▸ **PROBLEM TO WORK ON**
The records below must be retyped exactly.

▸ **MATERIAL TO PROCESS**

○ ○ ○ ○ ○ ○ ○

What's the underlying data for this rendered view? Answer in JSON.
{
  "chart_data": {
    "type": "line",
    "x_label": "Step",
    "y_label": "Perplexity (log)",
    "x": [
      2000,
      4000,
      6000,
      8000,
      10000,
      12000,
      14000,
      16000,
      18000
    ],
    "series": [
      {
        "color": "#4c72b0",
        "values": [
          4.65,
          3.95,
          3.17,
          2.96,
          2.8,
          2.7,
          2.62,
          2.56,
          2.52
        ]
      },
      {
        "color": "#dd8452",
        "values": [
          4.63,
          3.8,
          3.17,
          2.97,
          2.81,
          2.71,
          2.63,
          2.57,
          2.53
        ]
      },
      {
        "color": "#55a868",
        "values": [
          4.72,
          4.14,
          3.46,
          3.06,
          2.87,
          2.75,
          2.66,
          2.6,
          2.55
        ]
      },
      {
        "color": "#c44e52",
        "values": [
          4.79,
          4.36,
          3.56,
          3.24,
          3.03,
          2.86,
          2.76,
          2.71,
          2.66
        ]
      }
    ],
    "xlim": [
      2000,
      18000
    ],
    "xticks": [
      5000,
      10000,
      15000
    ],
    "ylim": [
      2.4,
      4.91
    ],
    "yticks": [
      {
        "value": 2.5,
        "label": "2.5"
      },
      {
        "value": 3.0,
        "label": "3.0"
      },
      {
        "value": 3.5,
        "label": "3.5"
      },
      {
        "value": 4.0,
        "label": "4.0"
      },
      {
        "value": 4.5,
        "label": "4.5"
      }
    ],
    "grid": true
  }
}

○ ○ ○ ○ ○ ○ ○

▸ **FULL OUTPUT**
What's the underlying data for this rendered view? Answer in JSON.
{
  "chart_data": {
    "type": "line",
    "x_label": "Step",
    "y_label": "Perplexity (log)",
    "x": [
      2000,
      4000,
      6000,
      8000,
      10000,
      12000,
      14000,
      16000,
      18000
    ],
    "series": [
      {
        "color": "#4c72b0",
        "values": [
          4.65,
          3.95,
          3.17,
          2.96,
          2.8,
          2.7,
          2.62,
          2.56,
          2.52
        ]
      },
      {
        "color": "#dd8452",
        "values": [
          4.63,
          3.8,
          3.17,
          2.97,
          2.81,
          2.71,
          2.63,
          2.57,
          2.53
        ]
      },
      {
        "color": "#55a868",
        "values": [
          4.72,
          4.14,
          3.46,
          3.06,
          2.87,
          2.75,
          2.66,
          2.6,
          2.55
        ]
      },
      {
        "color": "#c44e52",
        "values": [
          4.79,
          4.36,
          3.56,
          3.24,
          3.03,
          2.86,
          2.76,
          2.71,
          2.66
        ]
      }
    ],
    "xlim": [
      2000,
      18000
    ],
    "xticks": [
      5000,
      10000,
      15000
    ],
    "ylim": [
      2.4,
      4.91
    ],
    "yticks": [
      {
        "value": 2.5,
        "label": "2.5"
      },
      {
        "value": 3.0,
        "label": "3.0"
      },
      {
        "value": 3.5,
        "label": "3.5"
      },
      {
        "value": 4.0,
        "label": "4.0"
      },
      {
        "value": 4.5,
        "label": "4.5"
      }
    ],
    "grid": true
  }
}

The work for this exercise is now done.